Reproduce every entry exactly and leave its pictures out.

━━━━━ DATA ENTRIES

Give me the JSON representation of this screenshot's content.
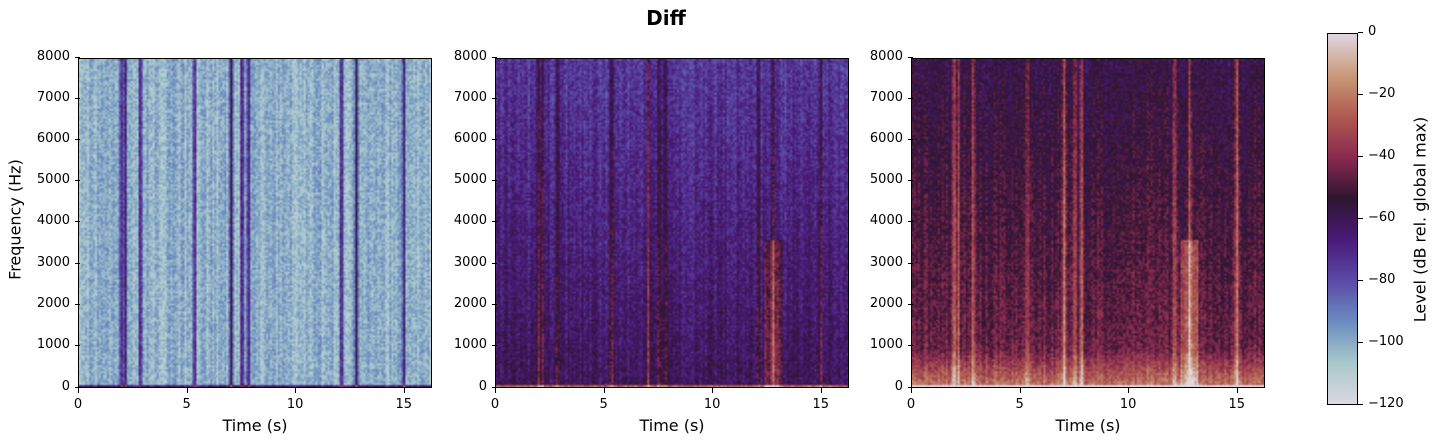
{
  "suptitle": "Diff",
  "chart_data": {
    "type": "heatmap",
    "title": "Diff",
    "panels": [
      {
        "name": "panel-1",
        "xlabel": "Time (s)",
        "ylabel": "Frequency (Hz)",
        "xlim": [
          0,
          16.3
        ],
        "ylim": [
          0,
          8000
        ],
        "xticks": [
          0,
          5,
          10,
          15
        ],
        "yticks": [
          0,
          1000,
          2000,
          3000,
          4000,
          5000,
          6000,
          7000,
          8000
        ],
        "description": "mostly near -120 dB (pale) with sparse dark vertical bands near 1.9s, 2.8s, 7.0s, 7.5s, 12.1s"
      },
      {
        "name": "panel-2",
        "xlabel": "Time (s)",
        "ylabel": "",
        "xlim": [
          0,
          16.3
        ],
        "ylim": [
          0,
          8000
        ],
        "xticks": [
          0,
          5,
          10,
          15
        ],
        "yticks": [
          0,
          1000,
          2000,
          3000,
          4000,
          5000,
          6000,
          7000,
          8000
        ],
        "description": "mostly -90 to -100 dB (blue) with darker bands, warm spots near 12.8s below 4000 Hz"
      },
      {
        "name": "panel-3",
        "xlabel": "Time (s)",
        "ylabel": "",
        "xlim": [
          0,
          16.3
        ],
        "ylim": [
          0,
          8000
        ],
        "xticks": [
          0,
          5,
          10,
          15
        ],
        "yticks": [
          0,
          1000,
          2000,
          3000,
          4000,
          5000,
          6000,
          7000,
          8000
        ],
        "description": "mostly -60 to -80 dB (purple) with -30 to -40 dB energy below 1000 Hz and near 12.8s"
      }
    ],
    "colorbar": {
      "label": "Level (dB rel. global max)",
      "range": [
        -120,
        0
      ],
      "ticks": [
        0,
        -20,
        -40,
        -60,
        -80,
        -100,
        -120
      ],
      "colormap": [
        "#e0d6e0",
        "#c99a7a",
        "#b05a50",
        "#8a2a50",
        "#2e1530",
        "#4a1a78",
        "#5b4aa8",
        "#6b8cc0",
        "#a8c8cc",
        "#dcd8e0"
      ]
    }
  },
  "xtick_labels": [
    "0",
    "5",
    "10",
    "15"
  ],
  "ytick_labels": [
    "8000",
    "7000",
    "6000",
    "5000",
    "4000",
    "3000",
    "2000",
    "1000",
    "0"
  ],
  "xlabel": "Time (s)",
  "ylabel": "Frequency (Hz)",
  "cbar_ticks": [
    "0",
    "−20",
    "−40",
    "−60",
    "−80",
    "−100",
    "−120"
  ],
  "cbar_label": "Level (dB rel. global max)"
}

━━━━━━━━━━

## TASK RESPONSE
Give me the JSON representation of this screenshot's content.
{
  "suptitle": "Diff",
  "chart_data": {
    "type": "heatmap",
    "title": "Diff",
    "panels": [
      {
        "name": "panel-1",
        "xlabel": "Time (s)",
        "ylabel": "Frequency (Hz)",
        "xlim": [
          0,
          16.3
        ],
        "ylim": [
          0,
          8000
        ],
        "xticks": [
          0,
          5,
          10,
          15
        ],
        "yticks": [
          0,
          1000,
          2000,
          3000,
          4000,
          5000,
          6000,
          7000,
          8000
        ],
        "description": "mostly near -120 dB (pale) with sparse dark vertical bands near 1.9s, 2.8s, 7.0s, 7.5s, 12.1s"
      },
      {
        "name": "panel-2",
        "xlabel": "Time (s)",
        "ylabel": "",
        "xlim": [
          0,
          16.3
        ],
        "ylim": [
          0,
          8000
        ],
        "xticks": [
          0,
          5,
          10,
          15
        ],
        "yticks": [
          0,
          1000,
          2000,
          3000,
          4000,
          5000,
          6000,
          7000,
          8000
        ],
        "description": "mostly -90 to -100 dB (blue) with darker bands, warm spots near 12.8s below 4000 Hz"
      },
      {
        "name": "panel-3",
        "xlabel": "Time (s)",
        "ylabel": "",
        "xlim": [
          0,
          16.3
        ],
        "ylim": [
          0,
          8000
        ],
        "xticks": [
          0,
          5,
          10,
          15
        ],
        "yticks": [
          0,
          1000,
          2000,
          3000,
          4000,
          5000,
          6000,
          7000,
          8000
        ],
        "description": "mostly -60 to -80 dB (purple) with -30 to -40 dB energy below 1000 Hz and near 12.8s"
      }
    ],
    "colorbar": {
      "label": "Level (dB rel. global max)",
      "range": [
        -120,
        0
      ],
      "ticks": [
        0,
        -20,
        -40,
        -60,
        -80,
        -100,
        -120
      ],
      "colormap": [
        "#e0d6e0",
        "#c99a7a",
        "#b05a50",
        "#8a2a50",
        "#2e1530",
        "#4a1a78",
        "#5b4aa8",
        "#6b8cc0",
        "#a8c8cc",
        "#dcd8e0"
      ]
    }
  },
  "xtick_labels": [
    "0",
    "5",
    "10",
    "15"
  ],
  "ytick_labels": [
    "8000",
    "7000",
    "6000",
    "5000",
    "4000",
    "3000",
    "2000",
    "1000",
    "0"
  ],
  "xlabel": "Time (s)",
  "ylabel": "Frequency (Hz)",
  "cbar_ticks": [
    "0",
    "−20",
    "−40",
    "−60",
    "−80",
    "−100",
    "−120"
  ],
  "cbar_label": "Level (dB rel. global max)"
}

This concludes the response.